→ GIVEN REQUEST:
Make an exact copy of the records, with the pictures left out.
* Begin MATERIAL *
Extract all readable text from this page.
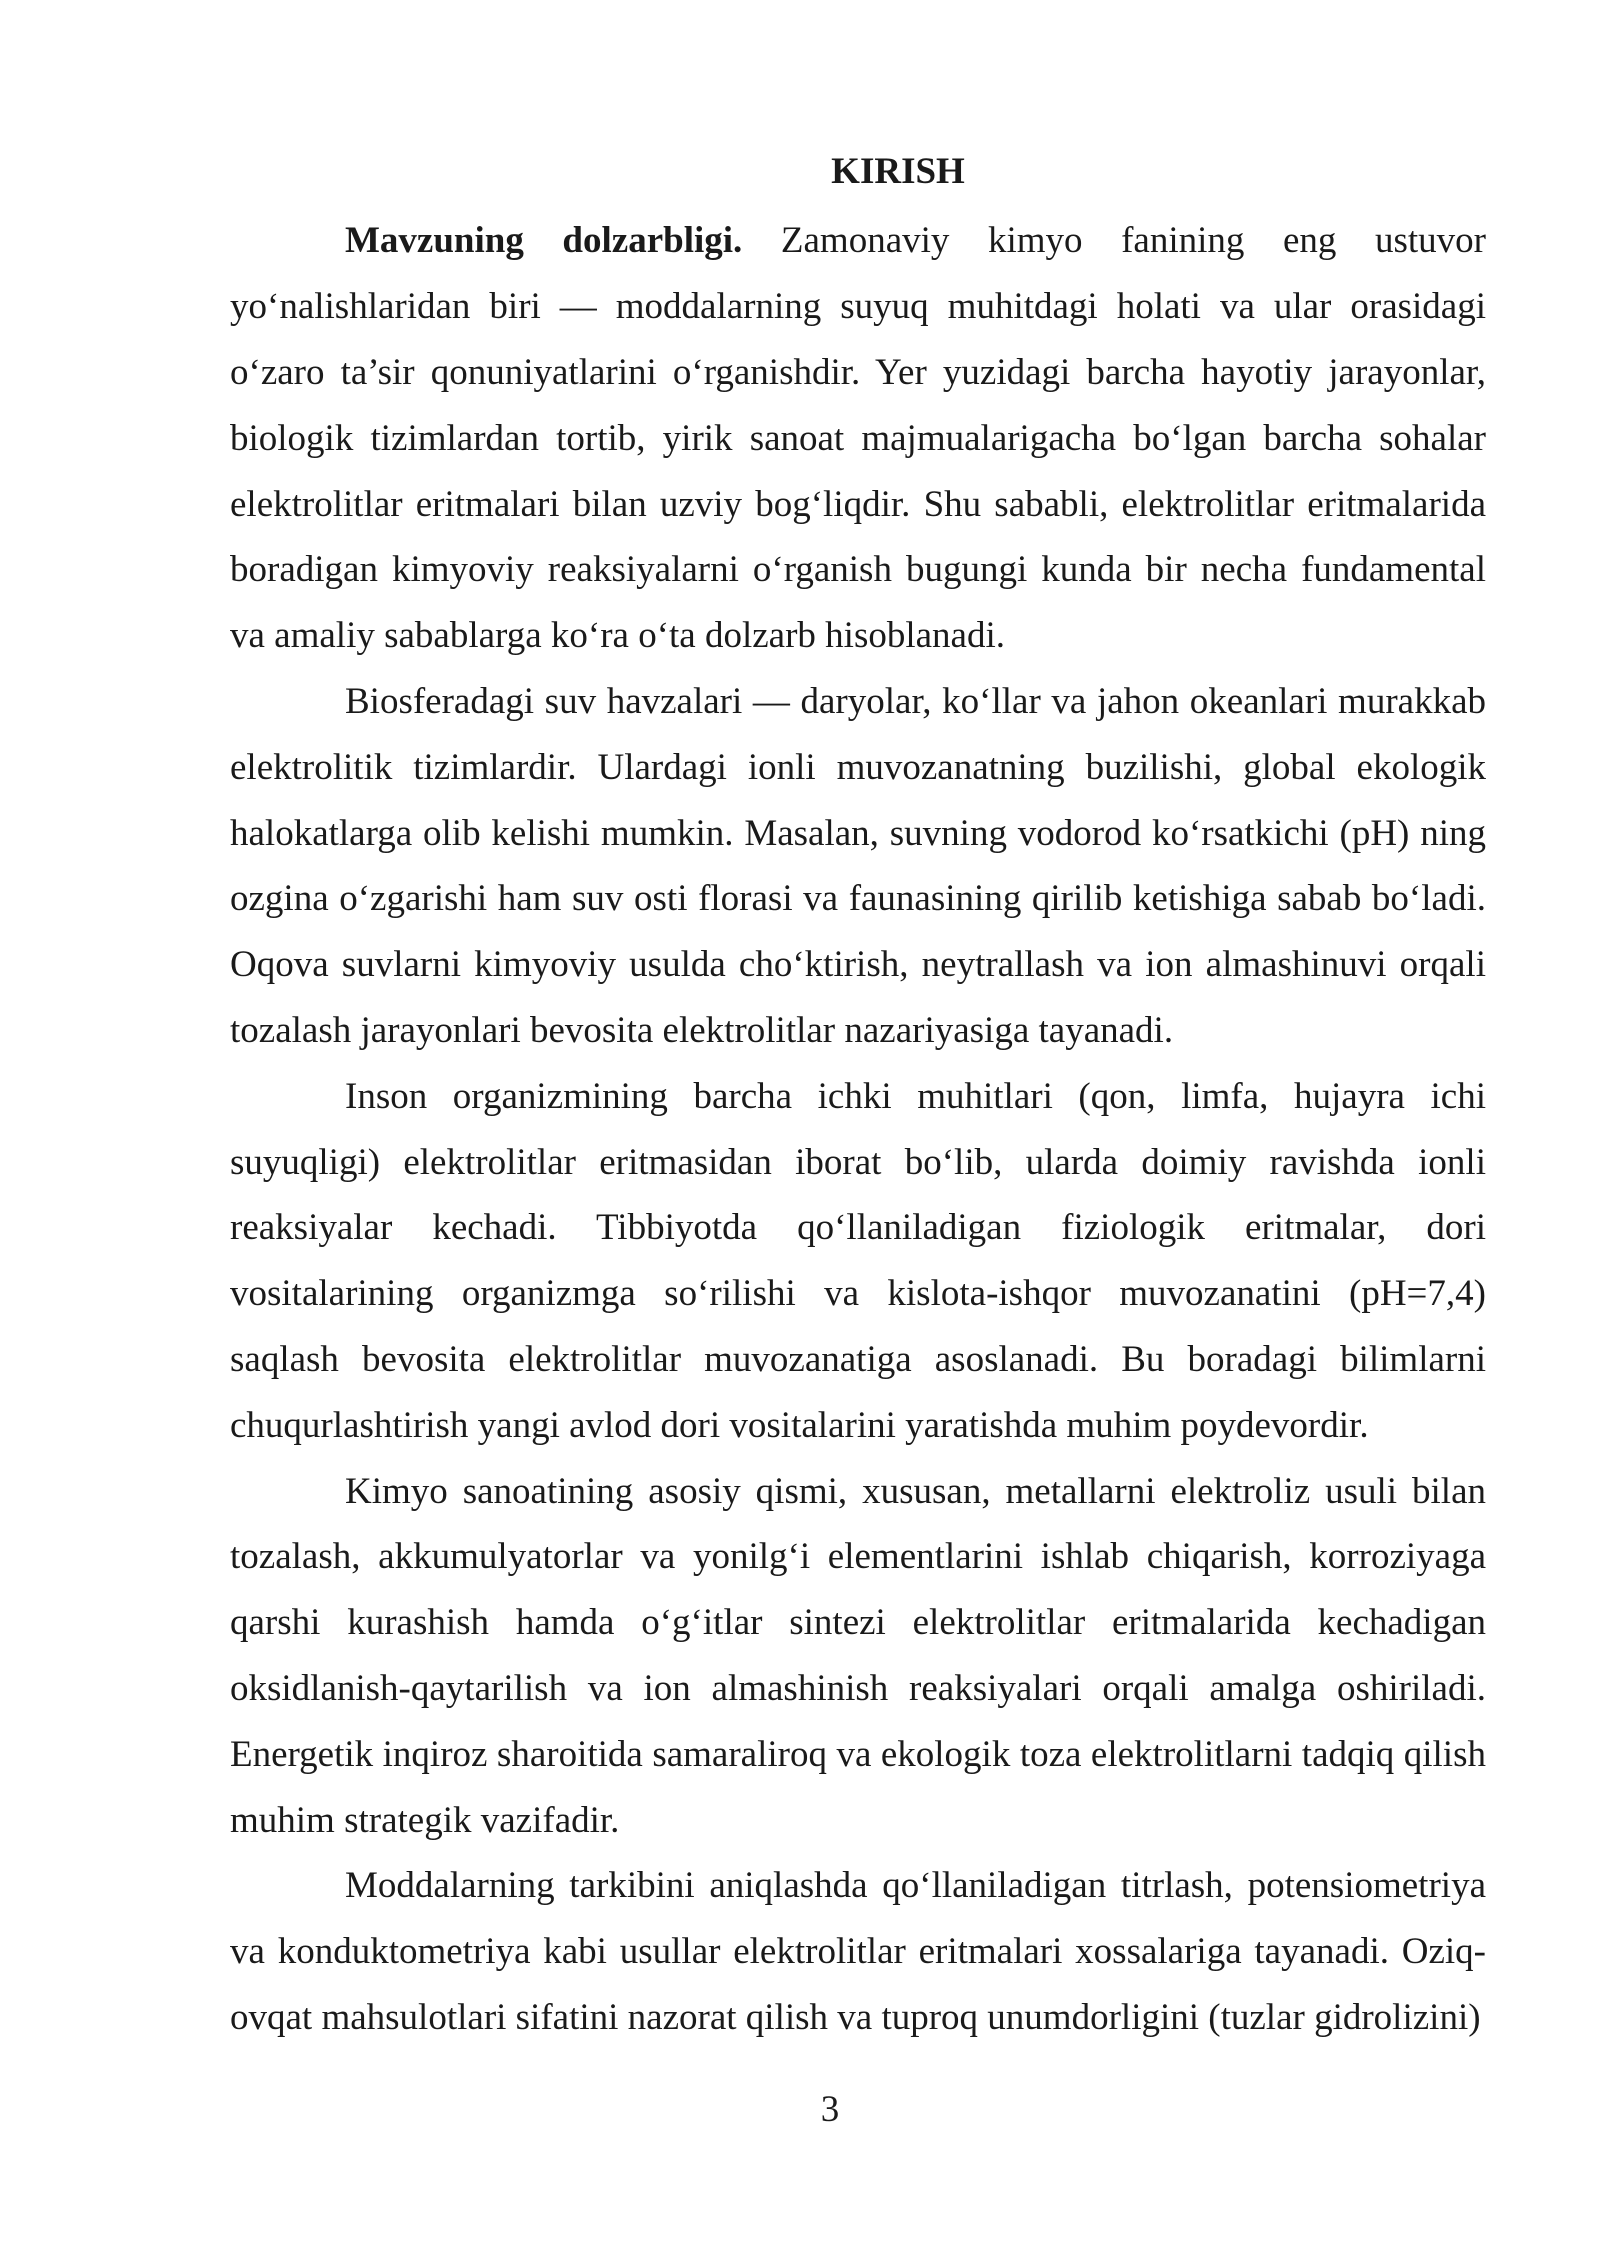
KIRISH

Mavzuning dolzarbligi. Zamonaviy kimyo fanining eng ustuvor yo‘nalishlaridan biri — moddalarning suyuq muhitdagi holati va ular orasidagi o‘zaro ta’sir qonuniyatlarini o‘rganishdir. Yer yuzidagi barcha hayotiy jarayonlar, biologik tizimlardan tortib, yirik sanoat majmualarigacha bo‘lgan barcha sohalar elektrolitlar eritmalari bilan uzviy bog‘liqdir. Shu sababli, elektrolitlar eritmalarida boradigan kimyoviy reaksiyalarni o‘rganish bugungi kunda bir necha fundamental va amaliy sabablarga ko‘ra o‘ta dolzarb hisoblanadi.

Biosferadagi suv havzalari — daryolar, ko‘llar va jahon okeanlari murakkab elektrolitik tizimlardir. Ulardagi ionli muvozanatning buzilishi, global ekologik halokatlarga olib kelishi mumkin. Masalan, suvning vodorod ko‘rsatkichi (pH) ning ozgina o‘zgarishi ham suv osti florasi va faunasining qirilib ketishiga sabab bo‘ladi. Oqova suvlarni kimyoviy usulda cho‘ktirish, neytrallash va ion almashinuvi orqali tozalash jarayonlari bevosita elektrolitlar nazariyasiga tayanadi.

Inson organizmining barcha ichki muhitlari (qon, limfa, hujayra ichi suyuqligi) elektrolitlar eritmasidan iborat bo‘lib, ularda doimiy ravishda ionli reaksiyalar kechadi. Tibbiyotda qo‘llaniladigan fiziologik eritmalar, dori vositalarining organizmga so‘rilishi va kislota-ishqor muvozanatini (pH=7,4) saqlash bevosita elektrolitlar muvozanatiga asoslanadi. Bu boradagi bilimlarni chuqurlashtirish yangi avlod dori vositalarini yaratishda muhim poydevordir.

Kimyo sanoatining asosiy qismi, xususan, metallarni elektroliz usuli bilan tozalash, akkumulyatorlar va yonilg‘i elementlarini ishlab chiqarish, korroziyaga qarshi kurashish hamda o‘g‘itlar sintezi elektrolitlar eritmalarida kechadigan oksidlanish-qaytarilish va ion almashinish reaksiyalari orqali amalga oshiriladi. Energetik inqiroz sharoitida samaraliroq va ekologik toza elektrolitlarni tadqiq qilish muhim strategik vazifadir.

Moddalarning tarkibini aniqlashda qo‘llaniladigan titrlash, potensiometriya va konduktometriya kabi usullar elektrolitlar eritmalari xossalariga tayanadi. Oziq-ovqat mahsulotlari sifatini nazorat qilish va tuproq unumdorligini (tuzlar gidrolizini)

3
* End MATERIAL *
→ EXERCISE OUTPUT:
Extract all readable text from this page.
KIRISH

Mavzuning dolzarbligi. Zamonaviy kimyo fanining eng ustuvor yo‘nalishlaridan biri — moddalarning suyuq muhitdagi holati va ular orasidagi o‘zaro ta’sir qonuniyatlarini o‘rganishdir. Yer yuzidagi barcha hayotiy jarayonlar, biologik tizimlardan tortib, yirik sanoat majmualarigacha bo‘lgan barcha sohalar elektrolitlar eritmalari bilan uzviy bog‘liqdir. Shu sababli, elektrolitlar eritmalarida boradigan kimyoviy reaksiyalarni o‘rganish bugungi kunda bir necha fundamental va amaliy sabablarga ko‘ra o‘ta dolzarb hisoblanadi.

Biosferadagi suv havzalari — daryolar, ko‘llar va jahon okeanlari murakkab elektrolitik tizimlardir. Ulardagi ionli muvozanatning buzilishi, global ekologik halokatlarga olib kelishi mumkin. Masalan, suvning vodorod ko‘rsatkichi (pH) ning ozgina o‘zgarishi ham suv osti florasi va faunasining qirilib ketishiga sabab bo‘ladi. Oqova suvlarni kimyoviy usulda cho‘ktirish, neytrallash va ion almashinuvi orqali tozalash jarayonlari bevosita elektrolitlar nazariyasiga tayanadi.

Inson organizmining barcha ichki muhitlari (qon, limfa, hujayra ichi suyuqligi) elektrolitlar eritmasidan iborat bo‘lib, ularda doimiy ravishda ionli reaksiyalar kechadi. Tibbiyotda qo‘llaniladigan fiziologik eritmalar, dori vositalarining organizmga so‘rilishi va kislota-ishqor muvozanatini (pH=7,4) saqlash bevosita elektrolitlar muvozanatiga asoslanadi. Bu boradagi bilimlarni chuqurlashtirish yangi avlod dori vositalarini yaratishda muhim poydevordir.

Kimyo sanoatining asosiy qismi, xususan, metallarni elektroliz usuli bilan tozalash, akkumulyatorlar va yonilg‘i elementlarini ishlab chiqarish, korroziyaga qarshi kurashish hamda o‘g‘itlar sintezi elektrolitlar eritmalarida kechadigan oksidlanish-qaytarilish va ion almashinish reaksiyalari orqali amalga oshiriladi. Energetik inqiroz sharoitida samaraliroq va ekologik toza elektrolitlarni tadqiq qilish muhim strategik vazifadir.

Moddalarning tarkibini aniqlashda qo‘llaniladigan titrlash, potensiometriya va konduktometriya kabi usullar elektrolitlar eritmalari xossalariga tayanadi. Oziq-ovqat mahsulotlari sifatini nazorat qilish va tuproq unumdorligini (tuzlar gidrolizini)

3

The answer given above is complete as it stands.